▶ MATERIAL TO PROCESS
★ ★ ★
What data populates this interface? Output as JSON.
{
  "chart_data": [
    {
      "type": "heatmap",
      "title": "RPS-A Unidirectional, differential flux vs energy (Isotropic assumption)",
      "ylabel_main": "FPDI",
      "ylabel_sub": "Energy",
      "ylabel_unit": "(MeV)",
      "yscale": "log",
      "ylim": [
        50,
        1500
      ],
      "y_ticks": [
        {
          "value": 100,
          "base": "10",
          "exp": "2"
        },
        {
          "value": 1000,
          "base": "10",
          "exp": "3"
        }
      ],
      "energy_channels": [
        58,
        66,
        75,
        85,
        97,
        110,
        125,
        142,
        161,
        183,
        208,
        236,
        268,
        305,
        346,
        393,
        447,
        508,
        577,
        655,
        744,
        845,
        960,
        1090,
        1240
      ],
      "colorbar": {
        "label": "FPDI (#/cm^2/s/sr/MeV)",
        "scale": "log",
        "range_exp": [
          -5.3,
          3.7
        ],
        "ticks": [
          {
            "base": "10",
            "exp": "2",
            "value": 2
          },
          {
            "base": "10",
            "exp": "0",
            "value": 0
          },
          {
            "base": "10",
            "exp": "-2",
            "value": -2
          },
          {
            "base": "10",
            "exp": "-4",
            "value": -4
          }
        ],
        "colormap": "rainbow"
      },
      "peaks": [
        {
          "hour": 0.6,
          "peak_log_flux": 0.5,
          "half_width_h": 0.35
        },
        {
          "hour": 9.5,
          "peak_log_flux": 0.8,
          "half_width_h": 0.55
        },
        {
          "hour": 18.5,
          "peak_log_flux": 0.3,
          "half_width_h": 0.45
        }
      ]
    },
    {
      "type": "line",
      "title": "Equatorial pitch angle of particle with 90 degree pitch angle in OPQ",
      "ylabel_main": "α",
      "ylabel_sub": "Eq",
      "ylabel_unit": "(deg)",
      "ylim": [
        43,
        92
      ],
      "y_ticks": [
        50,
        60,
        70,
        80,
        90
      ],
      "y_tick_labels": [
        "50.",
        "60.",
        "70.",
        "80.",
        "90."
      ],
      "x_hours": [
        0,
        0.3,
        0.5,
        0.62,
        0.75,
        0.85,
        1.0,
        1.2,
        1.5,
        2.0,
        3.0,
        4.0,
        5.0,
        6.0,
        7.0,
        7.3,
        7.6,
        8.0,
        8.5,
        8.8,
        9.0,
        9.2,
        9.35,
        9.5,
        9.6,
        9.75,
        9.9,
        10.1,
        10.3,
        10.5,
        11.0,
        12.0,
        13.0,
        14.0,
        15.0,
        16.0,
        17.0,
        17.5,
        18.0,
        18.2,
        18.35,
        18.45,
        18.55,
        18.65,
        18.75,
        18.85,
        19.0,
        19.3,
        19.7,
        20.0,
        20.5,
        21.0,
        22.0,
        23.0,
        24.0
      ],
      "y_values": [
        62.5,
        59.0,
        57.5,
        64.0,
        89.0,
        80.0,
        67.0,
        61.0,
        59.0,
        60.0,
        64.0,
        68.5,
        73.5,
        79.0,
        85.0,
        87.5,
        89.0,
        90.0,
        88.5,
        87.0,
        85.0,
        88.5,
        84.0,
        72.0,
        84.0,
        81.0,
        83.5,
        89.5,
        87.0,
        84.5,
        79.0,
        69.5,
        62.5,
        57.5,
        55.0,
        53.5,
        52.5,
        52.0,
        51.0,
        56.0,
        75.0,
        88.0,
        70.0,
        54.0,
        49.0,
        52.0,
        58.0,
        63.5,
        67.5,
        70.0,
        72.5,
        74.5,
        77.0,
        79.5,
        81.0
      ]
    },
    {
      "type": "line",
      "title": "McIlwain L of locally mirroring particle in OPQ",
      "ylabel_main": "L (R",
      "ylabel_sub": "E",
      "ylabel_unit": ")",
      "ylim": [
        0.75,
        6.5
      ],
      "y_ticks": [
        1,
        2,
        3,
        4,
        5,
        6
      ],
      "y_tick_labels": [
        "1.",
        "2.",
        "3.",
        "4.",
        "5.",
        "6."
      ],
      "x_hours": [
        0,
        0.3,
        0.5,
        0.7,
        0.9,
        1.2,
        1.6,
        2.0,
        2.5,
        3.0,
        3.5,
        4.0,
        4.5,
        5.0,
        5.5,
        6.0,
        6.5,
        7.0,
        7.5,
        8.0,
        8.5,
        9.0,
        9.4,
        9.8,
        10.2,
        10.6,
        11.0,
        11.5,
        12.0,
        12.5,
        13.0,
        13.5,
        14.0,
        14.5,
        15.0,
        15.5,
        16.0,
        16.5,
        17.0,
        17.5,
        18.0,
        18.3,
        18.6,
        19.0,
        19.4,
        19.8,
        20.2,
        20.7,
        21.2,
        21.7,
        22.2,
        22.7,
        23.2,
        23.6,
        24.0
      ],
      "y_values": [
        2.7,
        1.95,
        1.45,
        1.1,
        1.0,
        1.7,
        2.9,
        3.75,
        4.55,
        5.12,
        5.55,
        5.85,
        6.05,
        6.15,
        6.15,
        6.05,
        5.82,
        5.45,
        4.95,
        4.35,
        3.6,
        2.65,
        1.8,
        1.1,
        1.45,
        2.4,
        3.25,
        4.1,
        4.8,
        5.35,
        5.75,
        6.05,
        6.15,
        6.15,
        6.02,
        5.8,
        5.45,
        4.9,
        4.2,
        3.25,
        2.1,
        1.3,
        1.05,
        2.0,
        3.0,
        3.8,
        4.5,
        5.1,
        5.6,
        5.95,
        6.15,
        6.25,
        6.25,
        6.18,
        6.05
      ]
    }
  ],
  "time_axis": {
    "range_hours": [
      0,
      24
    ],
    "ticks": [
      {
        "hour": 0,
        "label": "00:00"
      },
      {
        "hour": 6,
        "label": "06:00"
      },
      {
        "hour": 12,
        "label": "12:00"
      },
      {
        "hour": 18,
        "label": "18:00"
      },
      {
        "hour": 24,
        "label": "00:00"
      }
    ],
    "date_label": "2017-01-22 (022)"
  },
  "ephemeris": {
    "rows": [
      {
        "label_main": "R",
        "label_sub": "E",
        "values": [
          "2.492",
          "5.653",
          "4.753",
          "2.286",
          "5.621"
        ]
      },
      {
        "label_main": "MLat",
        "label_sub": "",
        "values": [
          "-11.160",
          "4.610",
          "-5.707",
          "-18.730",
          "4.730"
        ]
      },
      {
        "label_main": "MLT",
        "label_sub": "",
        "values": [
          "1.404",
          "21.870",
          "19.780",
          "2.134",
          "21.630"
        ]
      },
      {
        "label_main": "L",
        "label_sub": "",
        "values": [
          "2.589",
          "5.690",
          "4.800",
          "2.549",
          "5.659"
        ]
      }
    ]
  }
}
★ ★ ★
▶ DIRECTIONS
Every entry must be retyped in full, exactly as given.

▶ EXPECTED ANSWER
What data populates this interface? Output as JSON.
{
  "chart_data": [
    {
      "type": "heatmap",
      "title": "RPS-A Unidirectional, differential flux vs energy (Isotropic assumption)",
      "ylabel_main": "FPDI",
      "ylabel_sub": "Energy",
      "ylabel_unit": "(MeV)",
      "yscale": "log",
      "ylim": [
        50,
        1500
      ],
      "y_ticks": [
        {
          "value": 100,
          "base": "10",
          "exp": "2"
        },
        {
          "value": 1000,
          "base": "10",
          "exp": "3"
        }
      ],
      "energy_channels": [
        58,
        66,
        75,
        85,
        97,
        110,
        125,
        142,
        161,
        183,
        208,
        236,
        268,
        305,
        346,
        393,
        447,
        508,
        577,
        655,
        744,
        845,
        960,
        1090,
        1240
      ],
      "colorbar": {
        "label": "FPDI (#/cm^2/s/sr/MeV)",
        "scale": "log",
        "range_exp": [
          -5.3,
          3.7
        ],
        "ticks": [
          {
            "base": "10",
            "exp": "2",
            "value": 2
          },
          {
            "base": "10",
            "exp": "0",
            "value": 0
          },
          {
            "base": "10",
            "exp": "-2",
            "value": -2
          },
          {
            "base": "10",
            "exp": "-4",
            "value": -4
          }
        ],
        "colormap": "rainbow"
      },
      "peaks": [
        {
          "hour": 0.6,
          "peak_log_flux": 0.5,
          "half_width_h": 0.35
        },
        {
          "hour": 9.5,
          "peak_log_flux": 0.8,
          "half_width_h": 0.55
        },
        {
          "hour": 18.5,
          "peak_log_flux": 0.3,
          "half_width_h": 0.45
        }
      ]
    },
    {
      "type": "line",
      "title": "Equatorial pitch angle of particle with 90 degree pitch angle in OPQ",
      "ylabel_main": "α",
      "ylabel_sub": "Eq",
      "ylabel_unit": "(deg)",
      "ylim": [
        43,
        92
      ],
      "y_ticks": [
        50,
        60,
        70,
        80,
        90
      ],
      "y_tick_labels": [
        "50.",
        "60.",
        "70.",
        "80.",
        "90."
      ],
      "x_hours": [
        0,
        0.3,
        0.5,
        0.62,
        0.75,
        0.85,
        1.0,
        1.2,
        1.5,
        2.0,
        3.0,
        4.0,
        5.0,
        6.0,
        7.0,
        7.3,
        7.6,
        8.0,
        8.5,
        8.8,
        9.0,
        9.2,
        9.35,
        9.5,
        9.6,
        9.75,
        9.9,
        10.1,
        10.3,
        10.5,
        11.0,
        12.0,
        13.0,
        14.0,
        15.0,
        16.0,
        17.0,
        17.5,
        18.0,
        18.2,
        18.35,
        18.45,
        18.55,
        18.65,
        18.75,
        18.85,
        19.0,
        19.3,
        19.7,
        20.0,
        20.5,
        21.0,
        22.0,
        23.0,
        24.0
      ],
      "y_values": [
        62.5,
        59.0,
        57.5,
        64.0,
        89.0,
        80.0,
        67.0,
        61.0,
        59.0,
        60.0,
        64.0,
        68.5,
        73.5,
        79.0,
        85.0,
        87.5,
        89.0,
        90.0,
        88.5,
        87.0,
        85.0,
        88.5,
        84.0,
        72.0,
        84.0,
        81.0,
        83.5,
        89.5,
        87.0,
        84.5,
        79.0,
        69.5,
        62.5,
        57.5,
        55.0,
        53.5,
        52.5,
        52.0,
        51.0,
        56.0,
        75.0,
        88.0,
        70.0,
        54.0,
        49.0,
        52.0,
        58.0,
        63.5,
        67.5,
        70.0,
        72.5,
        74.5,
        77.0,
        79.5,
        81.0
      ]
    },
    {
      "type": "line",
      "title": "McIlwain L of locally mirroring particle in OPQ",
      "ylabel_main": "L (R",
      "ylabel_sub": "E",
      "ylabel_unit": ")",
      "ylim": [
        0.75,
        6.5
      ],
      "y_ticks": [
        1,
        2,
        3,
        4,
        5,
        6
      ],
      "y_tick_labels": [
        "1.",
        "2.",
        "3.",
        "4.",
        "5.",
        "6."
      ],
      "x_hours": [
        0,
        0.3,
        0.5,
        0.7,
        0.9,
        1.2,
        1.6,
        2.0,
        2.5,
        3.0,
        3.5,
        4.0,
        4.5,
        5.0,
        5.5,
        6.0,
        6.5,
        7.0,
        7.5,
        8.0,
        8.5,
        9.0,
        9.4,
        9.8,
        10.2,
        10.6,
        11.0,
        11.5,
        12.0,
        12.5,
        13.0,
        13.5,
        14.0,
        14.5,
        15.0,
        15.5,
        16.0,
        16.5,
        17.0,
        17.5,
        18.0,
        18.3,
        18.6,
        19.0,
        19.4,
        19.8,
        20.2,
        20.7,
        21.2,
        21.7,
        22.2,
        22.7,
        23.2,
        23.6,
        24.0
      ],
      "y_values": [
        2.7,
        1.95,
        1.45,
        1.1,
        1.0,
        1.7,
        2.9,
        3.75,
        4.55,
        5.12,
        5.55,
        5.85,
        6.05,
        6.15,
        6.15,
        6.05,
        5.82,
        5.45,
        4.95,
        4.35,
        3.6,
        2.65,
        1.8,
        1.1,
        1.45,
        2.4,
        3.25,
        4.1,
        4.8,
        5.35,
        5.75,
        6.05,
        6.15,
        6.15,
        6.02,
        5.8,
        5.45,
        4.9,
        4.2,
        3.25,
        2.1,
        1.3,
        1.05,
        2.0,
        3.0,
        3.8,
        4.5,
        5.1,
        5.6,
        5.95,
        6.15,
        6.25,
        6.25,
        6.18,
        6.05
      ]
    }
  ],
  "time_axis": {
    "range_hours": [
      0,
      24
    ],
    "ticks": [
      {
        "hour": 0,
        "label": "00:00"
      },
      {
        "hour": 6,
        "label": "06:00"
      },
      {
        "hour": 12,
        "label": "12:00"
      },
      {
        "hour": 18,
        "label": "18:00"
      },
      {
        "hour": 24,
        "label": "00:00"
      }
    ],
    "date_label": "2017-01-22 (022)"
  },
  "ephemeris": {
    "rows": [
      {
        "label_main": "R",
        "label_sub": "E",
        "values": [
          "2.492",
          "5.653",
          "4.753",
          "2.286",
          "5.621"
        ]
      },
      {
        "label_main": "MLat",
        "label_sub": "",
        "values": [
          "-11.160",
          "4.610",
          "-5.707",
          "-18.730",
          "4.730"
        ]
      },
      {
        "label_main": "MLT",
        "label_sub": "",
        "values": [
          "1.404",
          "21.870",
          "19.780",
          "2.134",
          "21.630"
        ]
      },
      {
        "label_main": "L",
        "label_sub": "",
        "values": [
          "2.589",
          "5.690",
          "4.800",
          "2.549",
          "5.659"
        ]
      }
    ]
  }
}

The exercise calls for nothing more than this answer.